Figure record listings:
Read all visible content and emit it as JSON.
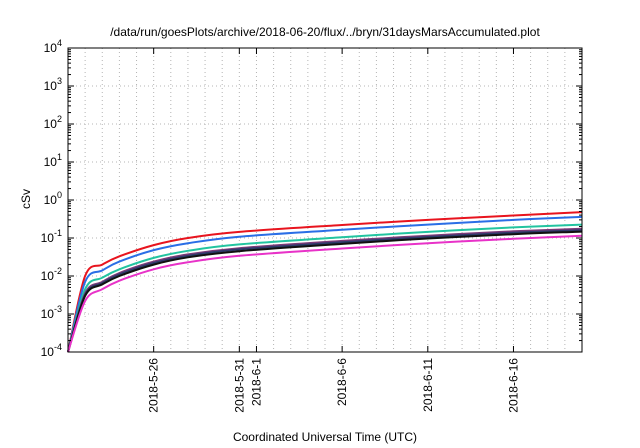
{
  "chart_data": {
    "type": "line",
    "title": "/data/run/goesPlots/archive/2018-06-20/flux/../bryn/31daysMarsAccumulated.plot",
    "xlabel": "Coordinated Universal Time (UTC)",
    "ylabel": "cSv",
    "y_scale": "log",
    "ylim": [
      0.0001,
      10000
    ],
    "xlim": [
      "2018-05-21",
      "2018-06-20"
    ],
    "grid": true,
    "y_ticks": [
      {
        "base": "10",
        "exp": "-4",
        "value": 0.0001
      },
      {
        "base": "10",
        "exp": "-3",
        "value": 0.001
      },
      {
        "base": "10",
        "exp": "-2",
        "value": 0.01
      },
      {
        "base": "10",
        "exp": "-1",
        "value": 0.1
      },
      {
        "base": "10",
        "exp": "0",
        "value": 1
      },
      {
        "base": "10",
        "exp": "1",
        "value": 10
      },
      {
        "base": "10",
        "exp": "2",
        "value": 100
      },
      {
        "base": "10",
        "exp": "3",
        "value": 1000
      },
      {
        "base": "10",
        "exp": "4",
        "value": 10000
      }
    ],
    "x_ticks": [
      {
        "label": "2018-5-26",
        "date": "2018-05-26"
      },
      {
        "label": "2018-5-31",
        "date": "2018-05-31"
      },
      {
        "label": "2018-6-1",
        "date": "2018-06-01"
      },
      {
        "label": "2018-6-6",
        "date": "2018-06-06"
      },
      {
        "label": "2018-6-11",
        "date": "2018-06-11"
      },
      {
        "label": "2018-6-16",
        "date": "2018-06-16"
      }
    ],
    "x": [
      "2018-05-21",
      "2018-05-22",
      "2018-05-23",
      "2018-05-24",
      "2018-05-26",
      "2018-05-28",
      "2018-05-31",
      "2018-06-06",
      "2018-06-11",
      "2018-06-16",
      "2018-06-20"
    ],
    "series": [
      {
        "color": "#e8141e",
        "values": [
          0.0001,
          0.01,
          0.02,
          0.033,
          0.065,
          0.1,
          0.145,
          0.22,
          0.3,
          0.39,
          0.48
        ]
      },
      {
        "color": "#2a6ee6",
        "values": [
          0.0001,
          0.007,
          0.014,
          0.024,
          0.048,
          0.073,
          0.108,
          0.165,
          0.225,
          0.3,
          0.36
        ]
      },
      {
        "color": "#22c4a0",
        "values": [
          0.0001,
          0.0045,
          0.009,
          0.015,
          0.03,
          0.046,
          0.068,
          0.105,
          0.145,
          0.19,
          0.225
        ]
      },
      {
        "color": "#7a3a78",
        "values": [
          0.0001,
          0.0035,
          0.007,
          0.012,
          0.024,
          0.037,
          0.054,
          0.084,
          0.115,
          0.15,
          0.175
        ]
      },
      {
        "color": "#2e3a6a",
        "values": [
          0.0001,
          0.0032,
          0.0065,
          0.011,
          0.022,
          0.034,
          0.05,
          0.077,
          0.106,
          0.138,
          0.16
        ]
      },
      {
        "color": "#111111",
        "values": [
          0.0001,
          0.003,
          0.006,
          0.01,
          0.02,
          0.031,
          0.045,
          0.07,
          0.097,
          0.126,
          0.147
        ]
      },
      {
        "color": "#e832c8",
        "values": [
          0.0001,
          0.0022,
          0.0045,
          0.0075,
          0.015,
          0.023,
          0.034,
          0.053,
          0.073,
          0.095,
          0.115
        ]
      }
    ]
  }
}
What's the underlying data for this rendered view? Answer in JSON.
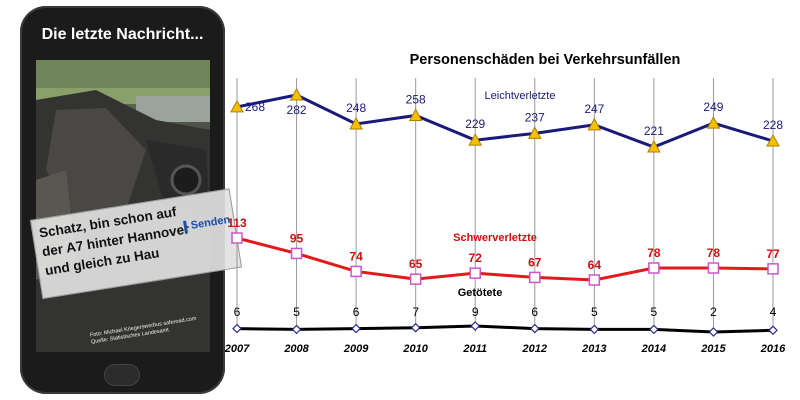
{
  "phone": {
    "title": "Die letzte Nachricht...",
    "message_lines": [
      "Schatz, bin schon auf",
      "der A7 hinter Hannover",
      "und gleich zu Hau"
    ],
    "send_label": "Senden",
    "photo_credit_lines": [
      "Foto: Michael Kriegerswerbus saferoad.com",
      "Quelle: Statistisches Landesamt"
    ]
  },
  "chart_data": {
    "type": "line",
    "title": "Personenschäden bei Verkehrsunfällen",
    "xlabel": "",
    "ylabel": "",
    "x": [
      2007,
      2008,
      2009,
      2010,
      2011,
      2012,
      2013,
      2014,
      2015,
      2016
    ],
    "series": [
      {
        "name": "Leichtverletzte",
        "values": [
          268,
          282,
          248,
          258,
          229,
          237,
          247,
          221,
          249,
          228
        ],
        "color": "#1a1a7a",
        "label_color": "#1a1a7a",
        "marker": "triangle",
        "marker_fill": "#f2c200"
      },
      {
        "name": "Schwerverletzte",
        "values": [
          113,
          95,
          74,
          65,
          72,
          67,
          64,
          78,
          78,
          77
        ],
        "color": "#e21a1a",
        "label_color": "#cc1010",
        "marker": "square",
        "marker_fill": "#ffffff",
        "marker_stroke": "#cc55cc"
      },
      {
        "name": "Getötete",
        "values": [
          6,
          5,
          6,
          7,
          9,
          6,
          5,
          5,
          2,
          4
        ],
        "color": "#000000",
        "label_color": "#000000",
        "marker": "diamond",
        "marker_fill": "#ffffff",
        "marker_stroke": "#2a2a8a"
      }
    ],
    "grid": "vertical",
    "legend": "inline-labels"
  }
}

(Exercise description):
Print the whole listing above once more, word for word, without its pictures.

(Worked answer):
Read all visible content and emit it as JSON.
{
  "chart_data": {
    "type": "line",
    "title": "/data/run/goesPlots/archive/2018-06-20/flux/../bryn/31daysMarsAccumulated.plot",
    "xlabel": "Coordinated Universal Time (UTC)",
    "ylabel": "cSv",
    "y_scale": "log",
    "ylim": [
      0.0001,
      10000
    ],
    "xlim": [
      "2018-05-21",
      "2018-06-20"
    ],
    "grid": true,
    "y_ticks": [
      {
        "base": "10",
        "exp": "-4",
        "value": 0.0001
      },
      {
        "base": "10",
        "exp": "-3",
        "value": 0.001
      },
      {
        "base": "10",
        "exp": "-2",
        "value": 0.01
      },
      {
        "base": "10",
        "exp": "-1",
        "value": 0.1
      },
      {
        "base": "10",
        "exp": "0",
        "value": 1
      },
      {
        "base": "10",
        "exp": "1",
        "value": 10
      },
      {
        "base": "10",
        "exp": "2",
        "value": 100
      },
      {
        "base": "10",
        "exp": "3",
        "value": 1000
      },
      {
        "base": "10",
        "exp": "4",
        "value": 10000
      }
    ],
    "x_ticks": [
      {
        "label": "2018-5-26",
        "date": "2018-05-26"
      },
      {
        "label": "2018-5-31",
        "date": "2018-05-31"
      },
      {
        "label": "2018-6-1",
        "date": "2018-06-01"
      },
      {
        "label": "2018-6-6",
        "date": "2018-06-06"
      },
      {
        "label": "2018-6-11",
        "date": "2018-06-11"
      },
      {
        "label": "2018-6-16",
        "date": "2018-06-16"
      }
    ],
    "x": [
      "2018-05-21",
      "2018-05-22",
      "2018-05-23",
      "2018-05-24",
      "2018-05-26",
      "2018-05-28",
      "2018-05-31",
      "2018-06-06",
      "2018-06-11",
      "2018-06-16",
      "2018-06-20"
    ],
    "series": [
      {
        "color": "#e8141e",
        "values": [
          0.0001,
          0.01,
          0.02,
          0.033,
          0.065,
          0.1,
          0.145,
          0.22,
          0.3,
          0.39,
          0.48
        ]
      },
      {
        "color": "#2a6ee6",
        "values": [
          0.0001,
          0.007,
          0.014,
          0.024,
          0.048,
          0.073,
          0.108,
          0.165,
          0.225,
          0.3,
          0.36
        ]
      },
      {
        "color": "#22c4a0",
        "values": [
          0.0001,
          0.0045,
          0.009,
          0.015,
          0.03,
          0.046,
          0.068,
          0.105,
          0.145,
          0.19,
          0.225
        ]
      },
      {
        "color": "#7a3a78",
        "values": [
          0.0001,
          0.0035,
          0.007,
          0.012,
          0.024,
          0.037,
          0.054,
          0.084,
          0.115,
          0.15,
          0.175
        ]
      },
      {
        "color": "#2e3a6a",
        "values": [
          0.0001,
          0.0032,
          0.0065,
          0.011,
          0.022,
          0.034,
          0.05,
          0.077,
          0.106,
          0.138,
          0.16
        ]
      },
      {
        "color": "#111111",
        "values": [
          0.0001,
          0.003,
          0.006,
          0.01,
          0.02,
          0.031,
          0.045,
          0.07,
          0.097,
          0.126,
          0.147
        ]
      },
      {
        "color": "#e832c8",
        "values": [
          0.0001,
          0.0022,
          0.0045,
          0.0075,
          0.015,
          0.023,
          0.034,
          0.053,
          0.073,
          0.095,
          0.115
        ]
      }
    ]
  }
}
What's the underlying data for this rendered view? Answer in JSON.
{
  "phone": {
    "title": "Die letzte Nachricht...",
    "message_lines": [
      "Schatz, bin schon auf",
      "der A7 hinter Hannover",
      "und gleich zu Hau"
    ],
    "send_label": "Senden",
    "photo_credit_lines": [
      "Foto: Michael Kriegerswerbus saferoad.com",
      "Quelle: Statistisches Landesamt"
    ]
  },
  "chart_data": {
    "type": "line",
    "title": "Personenschäden bei Verkehrsunfällen",
    "xlabel": "",
    "ylabel": "",
    "x": [
      2007,
      2008,
      2009,
      2010,
      2011,
      2012,
      2013,
      2014,
      2015,
      2016
    ],
    "series": [
      {
        "name": "Leichtverletzte",
        "values": [
          268,
          282,
          248,
          258,
          229,
          237,
          247,
          221,
          249,
          228
        ],
        "color": "#1a1a7a",
        "label_color": "#1a1a7a",
        "marker": "triangle",
        "marker_fill": "#f2c200"
      },
      {
        "name": "Schwerverletzte",
        "values": [
          113,
          95,
          74,
          65,
          72,
          67,
          64,
          78,
          78,
          77
        ],
        "color": "#e21a1a",
        "label_color": "#cc1010",
        "marker": "square",
        "marker_fill": "#ffffff",
        "marker_stroke": "#cc55cc"
      },
      {
        "name": "Getötete",
        "values": [
          6,
          5,
          6,
          7,
          9,
          6,
          5,
          5,
          2,
          4
        ],
        "color": "#000000",
        "label_color": "#000000",
        "marker": "diamond",
        "marker_fill": "#ffffff",
        "marker_stroke": "#2a2a8a"
      }
    ],
    "grid": "vertical",
    "legend": "inline-labels"
  }
}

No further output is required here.